(Dataset records)

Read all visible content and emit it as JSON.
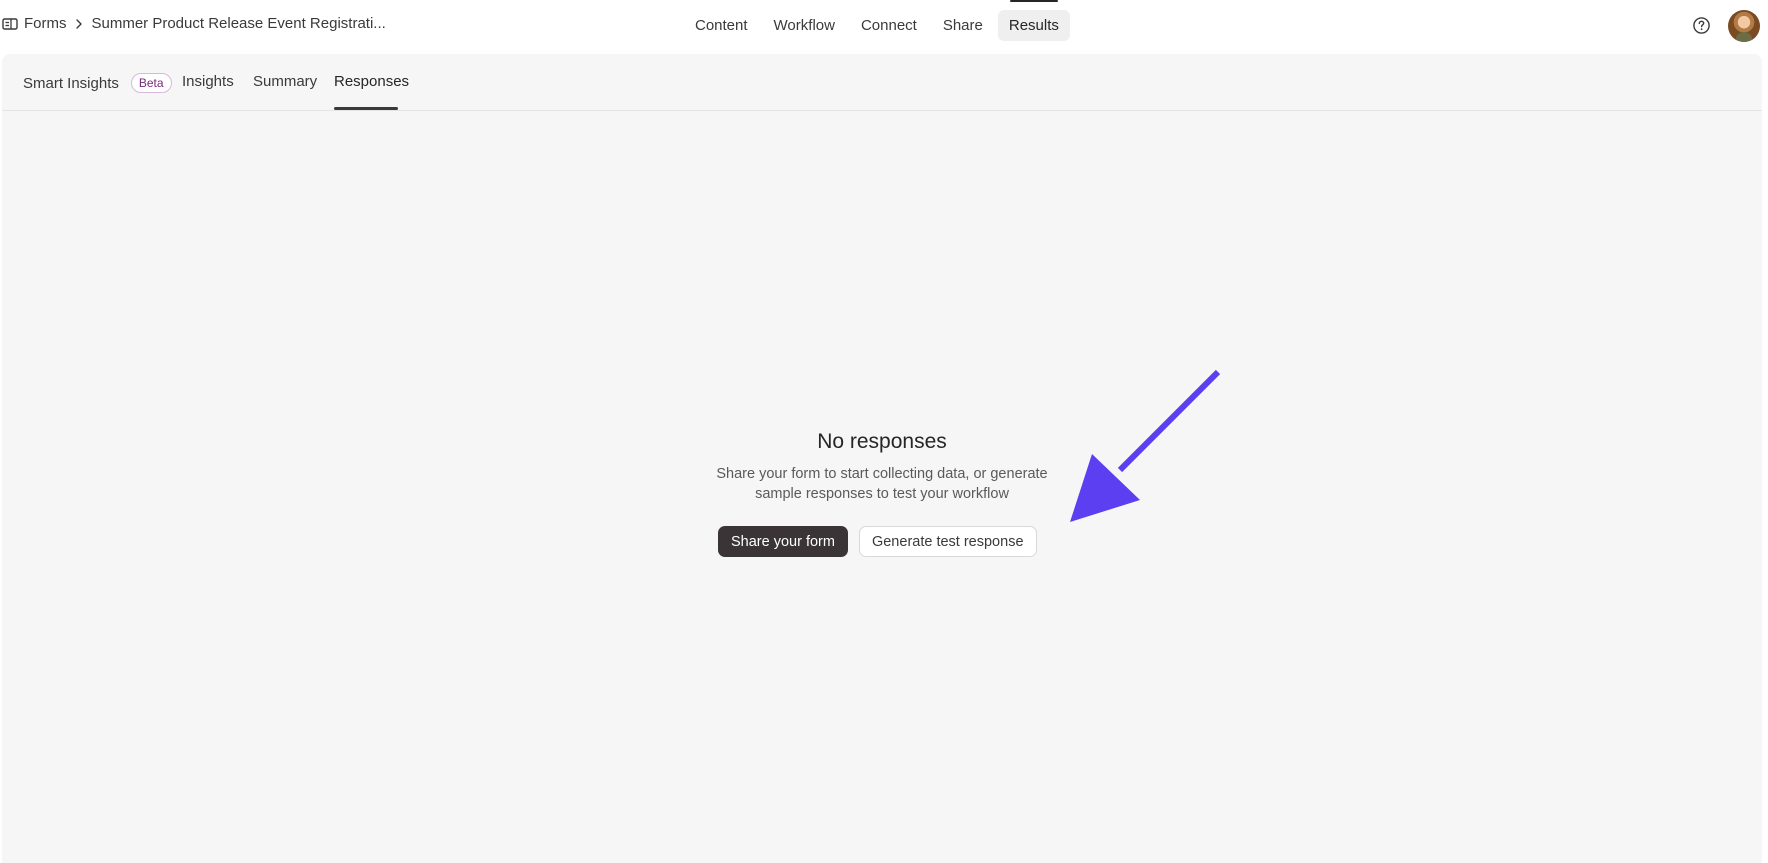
{
  "breadcrumb": {
    "root": "Forms",
    "current": "Summer Product Release Event Registrati..."
  },
  "topnav": {
    "items": [
      "Content",
      "Workflow",
      "Connect",
      "Share",
      "Results"
    ],
    "active": "Results"
  },
  "subtabs": {
    "smart_insights": "Smart Insights",
    "beta_badge": "Beta",
    "insights": "Insights",
    "summary": "Summary",
    "responses": "Responses",
    "active": "Responses"
  },
  "empty_state": {
    "title": "No responses",
    "description_line1": "Share your form to start collecting data, or generate",
    "description_line2": "sample responses to test your workflow",
    "primary_button": "Share your form",
    "secondary_button": "Generate test response"
  },
  "icons": {
    "breadcrumb": "form-icon",
    "separator": "chevron-right-icon",
    "help": "help-circle-icon",
    "avatar": "user-avatar",
    "annotation": "arrow-annotation"
  },
  "colors": {
    "annotation_arrow": "#5b3ff0",
    "primary_button": "#3b3437",
    "beta_badge_text": "#7a2a7e",
    "panel_background": "#f6f6f6"
  }
}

Directions -> Write out the records above once more, word for word, with no pictures.

In response ->
Read all visible content and emit it as JSON.
{
  "breadcrumb": {
    "root": "Forms",
    "current": "Summer Product Release Event Registrati..."
  },
  "topnav": {
    "items": [
      "Content",
      "Workflow",
      "Connect",
      "Share",
      "Results"
    ],
    "active": "Results"
  },
  "subtabs": {
    "smart_insights": "Smart Insights",
    "beta_badge": "Beta",
    "insights": "Insights",
    "summary": "Summary",
    "responses": "Responses",
    "active": "Responses"
  },
  "empty_state": {
    "title": "No responses",
    "description_line1": "Share your form to start collecting data, or generate",
    "description_line2": "sample responses to test your workflow",
    "primary_button": "Share your form",
    "secondary_button": "Generate test response"
  },
  "icons": {
    "breadcrumb": "form-icon",
    "separator": "chevron-right-icon",
    "help": "help-circle-icon",
    "avatar": "user-avatar",
    "annotation": "arrow-annotation"
  },
  "colors": {
    "annotation_arrow": "#5b3ff0",
    "primary_button": "#3b3437",
    "beta_badge_text": "#7a2a7e",
    "panel_background": "#f6f6f6"
  }
}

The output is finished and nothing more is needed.